▸ What needs to be done
Repeat all entries exactly.

--- Begin Provided records ---

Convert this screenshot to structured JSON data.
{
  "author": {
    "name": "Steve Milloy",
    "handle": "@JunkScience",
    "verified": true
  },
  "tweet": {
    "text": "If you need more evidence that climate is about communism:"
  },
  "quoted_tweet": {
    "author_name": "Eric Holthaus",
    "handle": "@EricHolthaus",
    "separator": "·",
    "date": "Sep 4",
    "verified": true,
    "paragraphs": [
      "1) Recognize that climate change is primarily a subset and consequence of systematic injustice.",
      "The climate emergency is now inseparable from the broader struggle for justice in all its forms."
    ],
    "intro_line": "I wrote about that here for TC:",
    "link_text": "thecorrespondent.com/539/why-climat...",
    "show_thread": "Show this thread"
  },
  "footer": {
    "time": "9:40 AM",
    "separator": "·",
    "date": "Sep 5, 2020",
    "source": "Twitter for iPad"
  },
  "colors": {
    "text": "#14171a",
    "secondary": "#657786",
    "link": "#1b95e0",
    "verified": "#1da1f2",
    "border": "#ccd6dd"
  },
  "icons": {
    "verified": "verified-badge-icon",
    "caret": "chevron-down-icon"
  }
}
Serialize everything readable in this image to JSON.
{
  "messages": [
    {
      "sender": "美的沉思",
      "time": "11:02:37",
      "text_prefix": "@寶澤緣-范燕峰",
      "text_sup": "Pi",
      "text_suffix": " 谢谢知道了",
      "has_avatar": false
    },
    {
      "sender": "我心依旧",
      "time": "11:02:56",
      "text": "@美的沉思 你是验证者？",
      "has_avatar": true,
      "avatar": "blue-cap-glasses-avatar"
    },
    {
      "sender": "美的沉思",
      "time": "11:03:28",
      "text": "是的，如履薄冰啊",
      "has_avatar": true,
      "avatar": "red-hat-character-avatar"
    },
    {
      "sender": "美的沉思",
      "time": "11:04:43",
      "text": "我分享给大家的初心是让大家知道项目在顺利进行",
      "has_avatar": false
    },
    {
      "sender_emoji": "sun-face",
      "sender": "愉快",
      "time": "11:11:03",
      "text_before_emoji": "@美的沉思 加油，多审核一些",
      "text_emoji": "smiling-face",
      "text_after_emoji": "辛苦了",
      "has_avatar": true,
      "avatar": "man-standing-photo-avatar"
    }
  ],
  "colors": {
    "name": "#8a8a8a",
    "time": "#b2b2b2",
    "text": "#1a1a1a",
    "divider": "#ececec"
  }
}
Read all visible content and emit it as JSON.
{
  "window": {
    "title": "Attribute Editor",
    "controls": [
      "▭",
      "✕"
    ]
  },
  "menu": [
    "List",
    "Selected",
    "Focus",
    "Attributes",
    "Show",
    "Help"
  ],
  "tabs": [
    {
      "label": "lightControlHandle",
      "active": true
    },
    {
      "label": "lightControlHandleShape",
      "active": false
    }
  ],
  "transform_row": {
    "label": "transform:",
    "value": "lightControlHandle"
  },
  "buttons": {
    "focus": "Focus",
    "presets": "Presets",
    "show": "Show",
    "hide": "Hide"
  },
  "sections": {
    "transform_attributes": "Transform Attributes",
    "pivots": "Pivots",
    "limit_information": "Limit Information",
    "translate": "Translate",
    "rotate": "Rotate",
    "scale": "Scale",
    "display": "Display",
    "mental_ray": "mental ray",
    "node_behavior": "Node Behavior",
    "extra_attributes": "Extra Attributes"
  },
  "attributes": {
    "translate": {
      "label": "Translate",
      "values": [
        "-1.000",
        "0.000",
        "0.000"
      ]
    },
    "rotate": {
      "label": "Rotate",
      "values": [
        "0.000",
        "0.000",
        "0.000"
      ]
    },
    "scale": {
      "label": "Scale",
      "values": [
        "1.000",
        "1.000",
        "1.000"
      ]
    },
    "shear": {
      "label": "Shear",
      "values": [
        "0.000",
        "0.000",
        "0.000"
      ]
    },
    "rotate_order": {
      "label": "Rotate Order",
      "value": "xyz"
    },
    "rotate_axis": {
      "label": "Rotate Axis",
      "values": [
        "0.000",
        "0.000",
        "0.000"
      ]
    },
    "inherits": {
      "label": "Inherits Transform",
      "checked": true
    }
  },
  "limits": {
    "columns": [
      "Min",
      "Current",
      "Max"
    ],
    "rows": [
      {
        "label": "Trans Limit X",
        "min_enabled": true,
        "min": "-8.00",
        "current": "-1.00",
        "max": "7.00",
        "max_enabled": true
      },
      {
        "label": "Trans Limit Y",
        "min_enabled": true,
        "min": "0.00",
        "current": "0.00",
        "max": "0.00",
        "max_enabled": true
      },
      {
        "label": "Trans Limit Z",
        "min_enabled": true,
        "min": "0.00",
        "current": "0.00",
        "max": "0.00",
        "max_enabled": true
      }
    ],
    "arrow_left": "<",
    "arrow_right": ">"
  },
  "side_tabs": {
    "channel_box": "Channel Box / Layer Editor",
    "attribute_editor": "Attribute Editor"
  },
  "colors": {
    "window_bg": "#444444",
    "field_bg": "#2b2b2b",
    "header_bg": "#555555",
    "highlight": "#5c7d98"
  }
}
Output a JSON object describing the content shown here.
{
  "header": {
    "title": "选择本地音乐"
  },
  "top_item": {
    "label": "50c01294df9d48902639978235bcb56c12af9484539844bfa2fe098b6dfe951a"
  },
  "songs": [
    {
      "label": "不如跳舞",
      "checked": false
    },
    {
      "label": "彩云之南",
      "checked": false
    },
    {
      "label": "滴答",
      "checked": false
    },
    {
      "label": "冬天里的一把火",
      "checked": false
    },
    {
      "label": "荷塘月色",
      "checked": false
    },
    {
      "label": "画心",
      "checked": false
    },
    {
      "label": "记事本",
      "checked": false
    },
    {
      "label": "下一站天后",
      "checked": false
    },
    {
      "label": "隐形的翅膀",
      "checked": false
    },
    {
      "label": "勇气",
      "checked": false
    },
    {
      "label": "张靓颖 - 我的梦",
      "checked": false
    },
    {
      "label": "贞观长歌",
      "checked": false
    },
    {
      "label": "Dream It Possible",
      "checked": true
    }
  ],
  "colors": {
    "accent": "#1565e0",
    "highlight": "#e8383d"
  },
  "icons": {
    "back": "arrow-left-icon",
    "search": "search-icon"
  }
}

--- End Provided records ---

▸ Answer for this exercise
Convert this screenshot to structured JSON data.
{
  "author": {
    "name": "Steve Milloy",
    "handle": "@JunkScience",
    "verified": true
  },
  "tweet": {
    "text": "If you need more evidence that climate is about communism:"
  },
  "quoted_tweet": {
    "author_name": "Eric Holthaus",
    "handle": "@EricHolthaus",
    "separator": "·",
    "date": "Sep 4",
    "verified": true,
    "paragraphs": [
      "1) Recognize that climate change is primarily a subset and consequence of systematic injustice.",
      "The climate emergency is now inseparable from the broader struggle for justice in all its forms."
    ],
    "intro_line": "I wrote about that here for TC:",
    "link_text": "thecorrespondent.com/539/why-climat...",
    "show_thread": "Show this thread"
  },
  "footer": {
    "time": "9:40 AM",
    "separator": "·",
    "date": "Sep 5, 2020",
    "source": "Twitter for iPad"
  },
  "colors": {
    "text": "#14171a",
    "secondary": "#657786",
    "link": "#1b95e0",
    "verified": "#1da1f2",
    "border": "#ccd6dd"
  },
  "icons": {
    "verified": "verified-badge-icon",
    "caret": "chevron-down-icon"
  }
}
Serialize everything readable in this image to JSON.
{
  "messages": [
    {
      "sender": "美的沉思",
      "time": "11:02:37",
      "text_prefix": "@寶澤緣-范燕峰",
      "text_sup": "Pi",
      "text_suffix": " 谢谢知道了",
      "has_avatar": false
    },
    {
      "sender": "我心依旧",
      "time": "11:02:56",
      "text": "@美的沉思 你是验证者？",
      "has_avatar": true,
      "avatar": "blue-cap-glasses-avatar"
    },
    {
      "sender": "美的沉思",
      "time": "11:03:28",
      "text": "是的，如履薄冰啊",
      "has_avatar": true,
      "avatar": "red-hat-character-avatar"
    },
    {
      "sender": "美的沉思",
      "time": "11:04:43",
      "text": "我分享给大家的初心是让大家知道项目在顺利进行",
      "has_avatar": false
    },
    {
      "sender_emoji": "sun-face",
      "sender": "愉快",
      "time": "11:11:03",
      "text_before_emoji": "@美的沉思 加油，多审核一些",
      "text_emoji": "smiling-face",
      "text_after_emoji": "辛苦了",
      "has_avatar": true,
      "avatar": "man-standing-photo-avatar"
    }
  ],
  "colors": {
    "name": "#8a8a8a",
    "time": "#b2b2b2",
    "text": "#1a1a1a",
    "divider": "#ececec"
  }
}
Read all visible content and emit it as JSON.
{
  "window": {
    "title": "Attribute Editor",
    "controls": [
      "▭",
      "✕"
    ]
  },
  "menu": [
    "List",
    "Selected",
    "Focus",
    "Attributes",
    "Show",
    "Help"
  ],
  "tabs": [
    {
      "label": "lightControlHandle",
      "active": true
    },
    {
      "label": "lightControlHandleShape",
      "active": false
    }
  ],
  "transform_row": {
    "label": "transform:",
    "value": "lightControlHandle"
  },
  "buttons": {
    "focus": "Focus",
    "presets": "Presets",
    "show": "Show",
    "hide": "Hide"
  },
  "sections": {
    "transform_attributes": "Transform Attributes",
    "pivots": "Pivots",
    "limit_information": "Limit Information",
    "translate": "Translate",
    "rotate": "Rotate",
    "scale": "Scale",
    "display": "Display",
    "mental_ray": "mental ray",
    "node_behavior": "Node Behavior",
    "extra_attributes": "Extra Attributes"
  },
  "attributes": {
    "translate": {
      "label": "Translate",
      "values": [
        "-1.000",
        "0.000",
        "0.000"
      ]
    },
    "rotate": {
      "label": "Rotate",
      "values": [
        "0.000",
        "0.000",
        "0.000"
      ]
    },
    "scale": {
      "label": "Scale",
      "values": [
        "1.000",
        "1.000",
        "1.000"
      ]
    },
    "shear": {
      "label": "Shear",
      "values": [
        "0.000",
        "0.000",
        "0.000"
      ]
    },
    "rotate_order": {
      "label": "Rotate Order",
      "value": "xyz"
    },
    "rotate_axis": {
      "label": "Rotate Axis",
      "values": [
        "0.000",
        "0.000",
        "0.000"
      ]
    },
    "inherits": {
      "label": "Inherits Transform",
      "checked": true
    }
  },
  "limits": {
    "columns": [
      "Min",
      "Current",
      "Max"
    ],
    "rows": [
      {
        "label": "Trans Limit X",
        "min_enabled": true,
        "min": "-8.00",
        "current": "-1.00",
        "max": "7.00",
        "max_enabled": true
      },
      {
        "label": "Trans Limit Y",
        "min_enabled": true,
        "min": "0.00",
        "current": "0.00",
        "max": "0.00",
        "max_enabled": true
      },
      {
        "label": "Trans Limit Z",
        "min_enabled": true,
        "min": "0.00",
        "current": "0.00",
        "max": "0.00",
        "max_enabled": true
      }
    ],
    "arrow_left": "<",
    "arrow_right": ">"
  },
  "side_tabs": {
    "channel_box": "Channel Box / Layer Editor",
    "attribute_editor": "Attribute Editor"
  },
  "colors": {
    "window_bg": "#444444",
    "field_bg": "#2b2b2b",
    "header_bg": "#555555",
    "highlight": "#5c7d98"
  }
}
Output a JSON object describing the content shown here.
{
  "header": {
    "title": "选择本地音乐"
  },
  "top_item": {
    "label": "50c01294df9d48902639978235bcb56c12af9484539844bfa2fe098b6dfe951a"
  },
  "songs": [
    {
      "label": "不如跳舞",
      "checked": false
    },
    {
      "label": "彩云之南",
      "checked": false
    },
    {
      "label": "滴答",
      "checked": false
    },
    {
      "label": "冬天里的一把火",
      "checked": false
    },
    {
      "label": "荷塘月色",
      "checked": false
    },
    {
      "label": "画心",
      "checked": false
    },
    {
      "label": "记事本",
      "checked": false
    },
    {
      "label": "下一站天后",
      "checked": false
    },
    {
      "label": "隐形的翅膀",
      "checked": false
    },
    {
      "label": "勇气",
      "checked": false
    },
    {
      "label": "张靓颖 - 我的梦",
      "checked": false
    },
    {
      "label": "贞观长歌",
      "checked": false
    },
    {
      "label": "Dream It Possible",
      "checked": true
    }
  ],
  "colors": {
    "accent": "#1565e0",
    "highlight": "#e8383d"
  },
  "icons": {
    "back": "arrow-left-icon",
    "search": "search-icon"
  }
}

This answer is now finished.